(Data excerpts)
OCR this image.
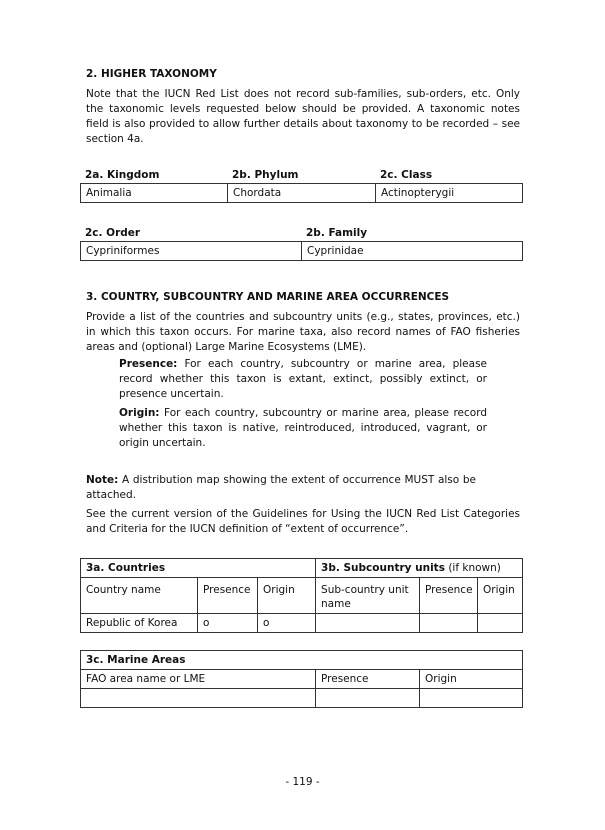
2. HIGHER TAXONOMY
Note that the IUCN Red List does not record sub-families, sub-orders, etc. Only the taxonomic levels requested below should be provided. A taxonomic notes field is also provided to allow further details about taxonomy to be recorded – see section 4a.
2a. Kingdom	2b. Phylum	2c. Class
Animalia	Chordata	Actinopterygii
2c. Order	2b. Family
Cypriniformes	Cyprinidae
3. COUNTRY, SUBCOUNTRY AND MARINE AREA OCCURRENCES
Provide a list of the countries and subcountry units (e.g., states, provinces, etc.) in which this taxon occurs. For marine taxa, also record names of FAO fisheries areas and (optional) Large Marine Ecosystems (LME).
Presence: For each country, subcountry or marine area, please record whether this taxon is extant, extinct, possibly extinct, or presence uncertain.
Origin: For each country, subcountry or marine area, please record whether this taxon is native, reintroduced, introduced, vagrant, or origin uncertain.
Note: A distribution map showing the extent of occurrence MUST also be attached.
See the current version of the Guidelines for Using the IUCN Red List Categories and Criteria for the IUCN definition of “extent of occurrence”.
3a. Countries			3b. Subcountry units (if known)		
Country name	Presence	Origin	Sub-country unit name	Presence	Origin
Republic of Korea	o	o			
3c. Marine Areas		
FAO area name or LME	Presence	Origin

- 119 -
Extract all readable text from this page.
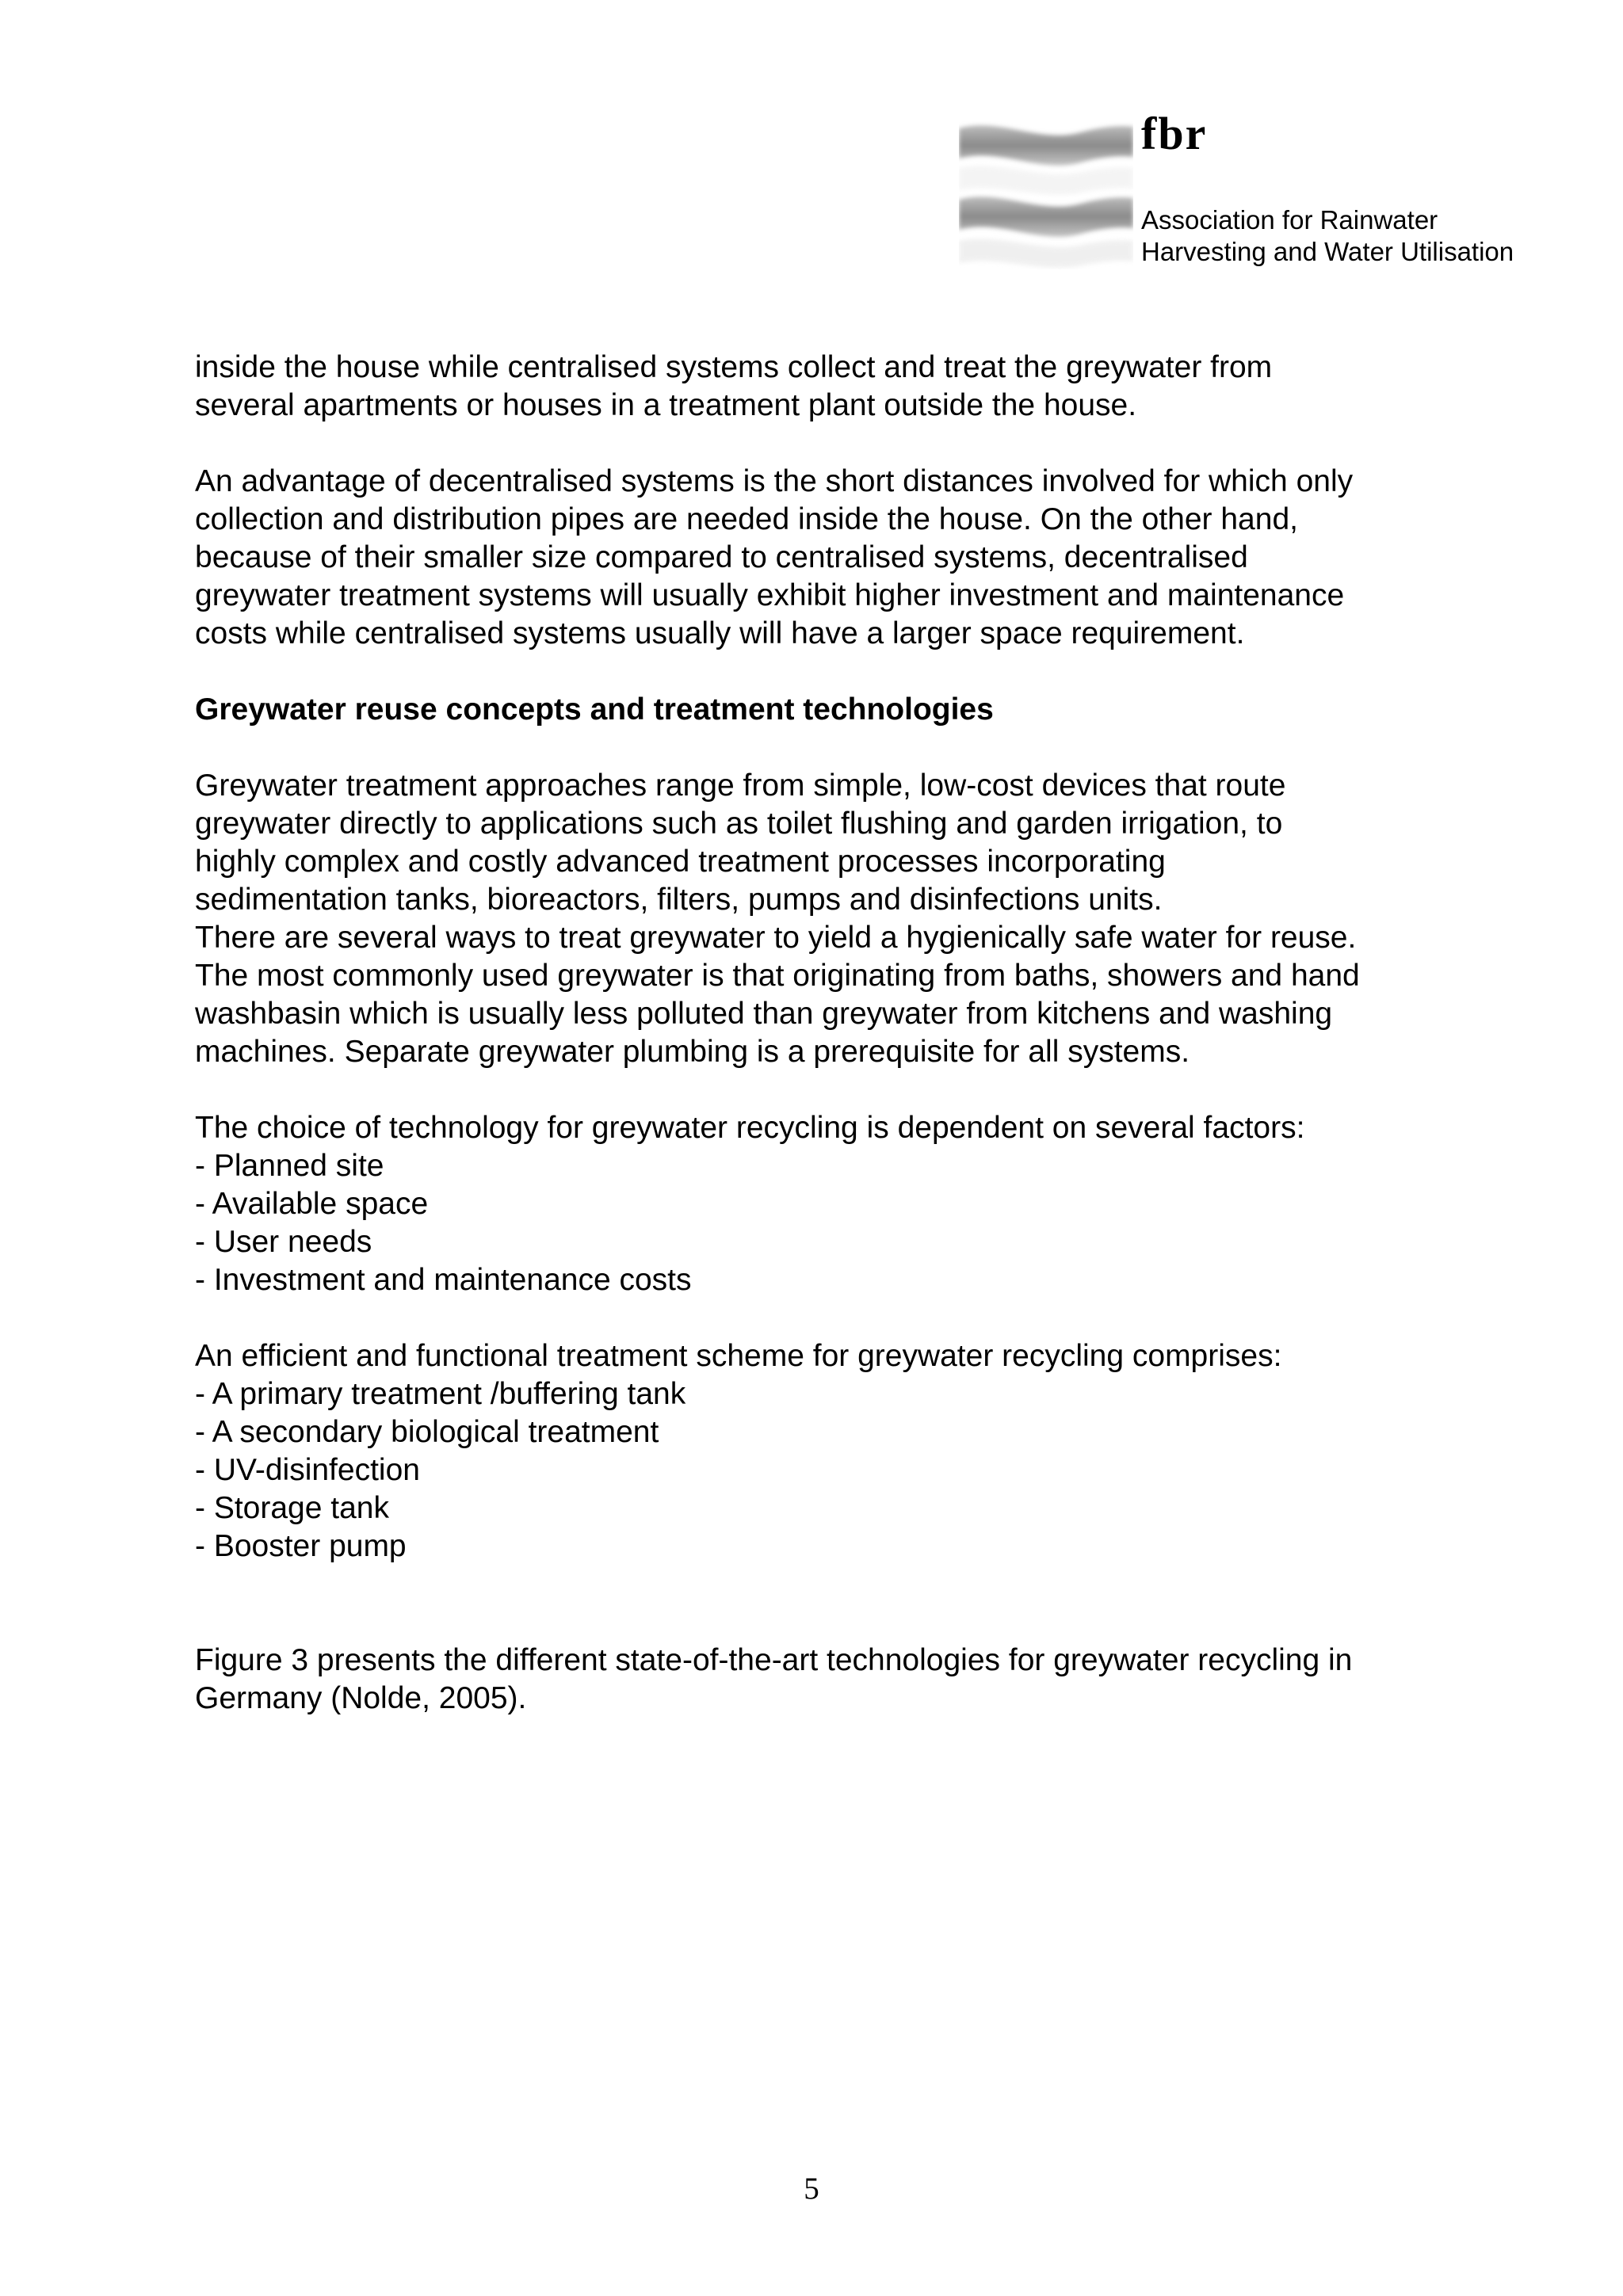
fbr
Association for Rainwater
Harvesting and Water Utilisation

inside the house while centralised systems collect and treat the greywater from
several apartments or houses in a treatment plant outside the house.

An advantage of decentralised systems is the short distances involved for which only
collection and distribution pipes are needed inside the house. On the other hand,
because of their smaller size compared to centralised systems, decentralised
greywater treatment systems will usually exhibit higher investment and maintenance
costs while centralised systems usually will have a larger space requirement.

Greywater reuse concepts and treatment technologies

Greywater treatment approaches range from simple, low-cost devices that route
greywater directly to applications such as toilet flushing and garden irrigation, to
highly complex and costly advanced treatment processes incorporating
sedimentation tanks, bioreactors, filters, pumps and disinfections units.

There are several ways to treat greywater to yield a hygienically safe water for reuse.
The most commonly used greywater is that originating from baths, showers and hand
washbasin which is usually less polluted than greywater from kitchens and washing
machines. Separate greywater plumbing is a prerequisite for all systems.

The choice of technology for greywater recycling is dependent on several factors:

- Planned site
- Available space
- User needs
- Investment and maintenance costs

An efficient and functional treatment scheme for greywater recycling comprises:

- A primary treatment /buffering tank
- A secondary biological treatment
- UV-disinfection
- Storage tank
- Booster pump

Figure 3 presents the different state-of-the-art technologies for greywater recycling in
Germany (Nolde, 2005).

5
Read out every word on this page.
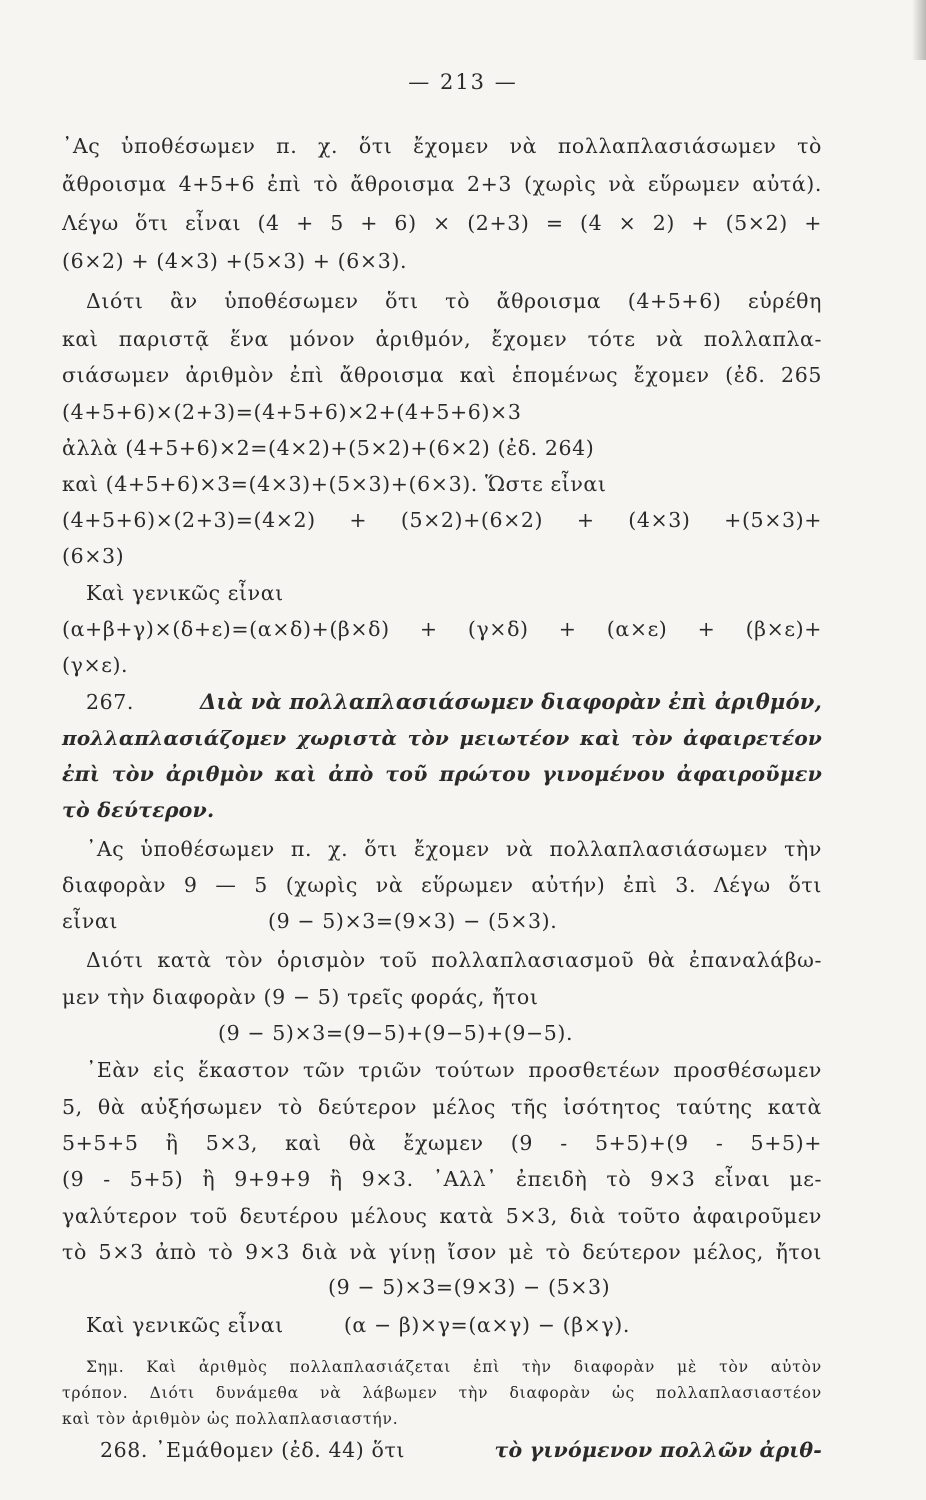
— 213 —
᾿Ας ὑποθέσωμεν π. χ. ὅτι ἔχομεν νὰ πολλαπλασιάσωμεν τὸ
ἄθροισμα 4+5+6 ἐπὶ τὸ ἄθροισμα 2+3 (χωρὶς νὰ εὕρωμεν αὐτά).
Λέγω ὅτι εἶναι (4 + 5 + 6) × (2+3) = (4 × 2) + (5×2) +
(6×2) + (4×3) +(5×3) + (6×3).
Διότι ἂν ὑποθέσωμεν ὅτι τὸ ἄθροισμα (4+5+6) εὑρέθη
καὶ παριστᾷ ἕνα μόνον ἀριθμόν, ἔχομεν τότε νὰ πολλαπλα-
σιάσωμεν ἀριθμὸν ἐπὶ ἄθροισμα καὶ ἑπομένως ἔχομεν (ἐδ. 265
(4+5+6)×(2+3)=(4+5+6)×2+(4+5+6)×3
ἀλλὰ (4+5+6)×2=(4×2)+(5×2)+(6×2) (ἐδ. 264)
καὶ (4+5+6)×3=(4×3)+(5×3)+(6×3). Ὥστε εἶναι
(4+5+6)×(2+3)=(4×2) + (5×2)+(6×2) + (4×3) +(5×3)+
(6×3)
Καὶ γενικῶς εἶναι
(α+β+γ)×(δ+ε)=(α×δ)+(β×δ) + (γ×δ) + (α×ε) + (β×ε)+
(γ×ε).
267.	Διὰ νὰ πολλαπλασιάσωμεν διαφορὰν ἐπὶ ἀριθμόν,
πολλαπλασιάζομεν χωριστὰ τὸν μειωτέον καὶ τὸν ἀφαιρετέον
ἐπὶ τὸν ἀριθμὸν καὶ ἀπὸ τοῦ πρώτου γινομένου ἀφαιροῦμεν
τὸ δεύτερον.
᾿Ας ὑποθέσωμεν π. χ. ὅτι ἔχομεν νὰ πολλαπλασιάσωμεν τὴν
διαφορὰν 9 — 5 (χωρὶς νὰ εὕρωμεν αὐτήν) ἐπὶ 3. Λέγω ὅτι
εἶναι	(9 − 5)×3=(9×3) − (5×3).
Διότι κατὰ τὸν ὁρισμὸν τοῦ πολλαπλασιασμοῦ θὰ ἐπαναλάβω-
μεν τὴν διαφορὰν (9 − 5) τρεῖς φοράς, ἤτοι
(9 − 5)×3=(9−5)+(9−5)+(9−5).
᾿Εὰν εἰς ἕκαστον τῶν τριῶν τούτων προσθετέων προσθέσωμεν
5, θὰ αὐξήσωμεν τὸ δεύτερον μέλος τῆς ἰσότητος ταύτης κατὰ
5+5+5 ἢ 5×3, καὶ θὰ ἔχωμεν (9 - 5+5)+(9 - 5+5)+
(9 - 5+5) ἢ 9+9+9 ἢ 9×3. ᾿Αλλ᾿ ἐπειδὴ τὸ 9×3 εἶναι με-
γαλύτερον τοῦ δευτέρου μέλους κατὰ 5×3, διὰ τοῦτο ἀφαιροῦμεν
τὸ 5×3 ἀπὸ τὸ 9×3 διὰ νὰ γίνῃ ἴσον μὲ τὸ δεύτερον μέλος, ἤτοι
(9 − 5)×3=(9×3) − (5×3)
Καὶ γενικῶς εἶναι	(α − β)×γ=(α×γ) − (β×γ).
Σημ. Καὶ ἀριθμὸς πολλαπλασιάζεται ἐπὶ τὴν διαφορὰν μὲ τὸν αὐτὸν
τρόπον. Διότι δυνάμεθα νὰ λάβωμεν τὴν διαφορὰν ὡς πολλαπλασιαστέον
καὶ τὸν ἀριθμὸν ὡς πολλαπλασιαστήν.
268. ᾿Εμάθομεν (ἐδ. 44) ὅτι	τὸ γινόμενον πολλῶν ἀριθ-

### Request
Pictures stay out of the copy; please restate every record above exactly.

### Correct answer
OCR this image.
2. HIGHER TAXONOMY
Note that the IUCN Red List does not record sub-families, sub-orders, etc. Only the taxonomic levels requested below should be provided. A taxonomic notes field is also provided to allow further details about taxonomy to be recorded – see section 4a.
2a. Kingdom	2b. Phylum	2c. Class
Animalia	Chordata	Actinopterygii
2c. Order	2b. Family
Cypriniformes	Cyprinidae
3. COUNTRY, SUBCOUNTRY AND MARINE AREA OCCURRENCES
Provide a list of the countries and subcountry units (e.g., states, provinces, etc.) in which this taxon occurs. For marine taxa, also record names of FAO fisheries areas and (optional) Large Marine Ecosystems (LME).
Presence: For each country, subcountry or marine area, please record whether this taxon is extant, extinct, possibly extinct, or presence uncertain.
Origin: For each country, subcountry or marine area, please record whether this taxon is native, reintroduced, introduced, vagrant, or origin uncertain.
Note: A distribution map showing the extent of occurrence MUST also be attached.
See the current version of the Guidelines for Using the IUCN Red List Categories and Criteria for the IUCN definition of “extent of occurrence”.
3a. Countries			3b. Subcountry units (if known)		
Country name	Presence	Origin	Sub-country unit name	Presence	Origin
Republic of Korea	o	o			
3c. Marine Areas		
FAO area name or LME	Presence	Origin

- 119 -
Extract all readable text from this page.
fbr
Association for Rainwater
Harvesting and Water Utilisation

inside the house while centralised systems collect and treat the greywater from
several apartments or houses in a treatment plant outside the house.

An advantage of decentralised systems is the short distances involved for which only
collection and distribution pipes are needed inside the house. On the other hand,
because of their smaller size compared to centralised systems, decentralised
greywater treatment systems will usually exhibit higher investment and maintenance
costs while centralised systems usually will have a larger space requirement.

Greywater reuse concepts and treatment technologies

Greywater treatment approaches range from simple, low-cost devices that route
greywater directly to applications such as toilet flushing and garden irrigation, to
highly complex and costly advanced treatment processes incorporating
sedimentation tanks, bioreactors, filters, pumps and disinfections units.

There are several ways to treat greywater to yield a hygienically safe water for reuse.
The most commonly used greywater is that originating from baths, showers and hand
washbasin which is usually less polluted than greywater from kitchens and washing
machines. Separate greywater plumbing is a prerequisite for all systems.

The choice of technology for greywater recycling is dependent on several factors:

- Planned site
- Available space
- User needs
- Investment and maintenance costs

An efficient and functional treatment scheme for greywater recycling comprises:

- A primary treatment /buffering tank
- A secondary biological treatment
- UV-disinfection
- Storage tank
- Booster pump

Figure 3 presents the different state-of-the-art technologies for greywater recycling in
Germany (Nolde, 2005).

5
Read out every word on this page.
— 213 —
᾿Ας ὑποθέσωμεν π. χ. ὅτι ἔχομεν νὰ πολλαπλασιάσωμεν τὸ
ἄθροισμα 4+5+6 ἐπὶ τὸ ἄθροισμα 2+3 (χωρὶς νὰ εὕρωμεν αὐτά).
Λέγω ὅτι εἶναι (4 + 5 + 6) × (2+3) = (4 × 2) + (5×2) +
(6×2) + (4×3) +(5×3) + (6×3).
Διότι ἂν ὑποθέσωμεν ὅτι τὸ ἄθροισμα (4+5+6) εὑρέθη
καὶ παριστᾷ ἕνα μόνον ἀριθμόν, ἔχομεν τότε νὰ πολλαπλα-
σιάσωμεν ἀριθμὸν ἐπὶ ἄθροισμα καὶ ἑπομένως ἔχομεν (ἐδ. 265
(4+5+6)×(2+3)=(4+5+6)×2+(4+5+6)×3
ἀλλὰ (4+5+6)×2=(4×2)+(5×2)+(6×2) (ἐδ. 264)
καὶ (4+5+6)×3=(4×3)+(5×3)+(6×3). Ὥστε εἶναι
(4+5+6)×(2+3)=(4×2) + (5×2)+(6×2) + (4×3) +(5×3)+
(6×3)
Καὶ γενικῶς εἶναι
(α+β+γ)×(δ+ε)=(α×δ)+(β×δ) + (γ×δ) + (α×ε) + (β×ε)+
(γ×ε).
267.	Διὰ νὰ πολλαπλασιάσωμεν διαφορὰν ἐπὶ ἀριθμόν,
πολλαπλασιάζομεν χωριστὰ τὸν μειωτέον καὶ τὸν ἀφαιρετέον
ἐπὶ τὸν ἀριθμὸν καὶ ἀπὸ τοῦ πρώτου γινομένου ἀφαιροῦμεν
τὸ δεύτερον.
᾿Ας ὑποθέσωμεν π. χ. ὅτι ἔχομεν νὰ πολλαπλασιάσωμεν τὴν
διαφορὰν 9 — 5 (χωρὶς νὰ εὕρωμεν αὐτήν) ἐπὶ 3. Λέγω ὅτι
εἶναι	(9 − 5)×3=(9×3) − (5×3).
Διότι κατὰ τὸν ὁρισμὸν τοῦ πολλαπλασιασμοῦ θὰ ἐπαναλάβω-
μεν τὴν διαφορὰν (9 − 5) τρεῖς φοράς, ἤτοι
(9 − 5)×3=(9−5)+(9−5)+(9−5).
᾿Εὰν εἰς ἕκαστον τῶν τριῶν τούτων προσθετέων προσθέσωμεν
5, θὰ αὐξήσωμεν τὸ δεύτερον μέλος τῆς ἰσότητος ταύτης κατὰ
5+5+5 ἢ 5×3, καὶ θὰ ἔχωμεν (9 - 5+5)+(9 - 5+5)+
(9 - 5+5) ἢ 9+9+9 ἢ 9×3. ᾿Αλλ᾿ ἐπειδὴ τὸ 9×3 εἶναι με-
γαλύτερον τοῦ δευτέρου μέλους κατὰ 5×3, διὰ τοῦτο ἀφαιροῦμεν
τὸ 5×3 ἀπὸ τὸ 9×3 διὰ νὰ γίνῃ ἴσον μὲ τὸ δεύτερον μέλος, ἤτοι
(9 − 5)×3=(9×3) − (5×3)
Καὶ γενικῶς εἶναι	(α − β)×γ=(α×γ) − (β×γ).
Σημ. Καὶ ἀριθμὸς πολλαπλασιάζεται ἐπὶ τὴν διαφορὰν μὲ τὸν αὐτὸν
τρόπον. Διότι δυνάμεθα νὰ λάβωμεν τὴν διαφορὰν ὡς πολλαπλασιαστέον
καὶ τὸν ἀριθμὸν ὡς πολλαπλασιαστήν.
268. ᾿Εμάθομεν (ἐδ. 44) ὅτι	τὸ γινόμενον πολλῶν ἀριθ-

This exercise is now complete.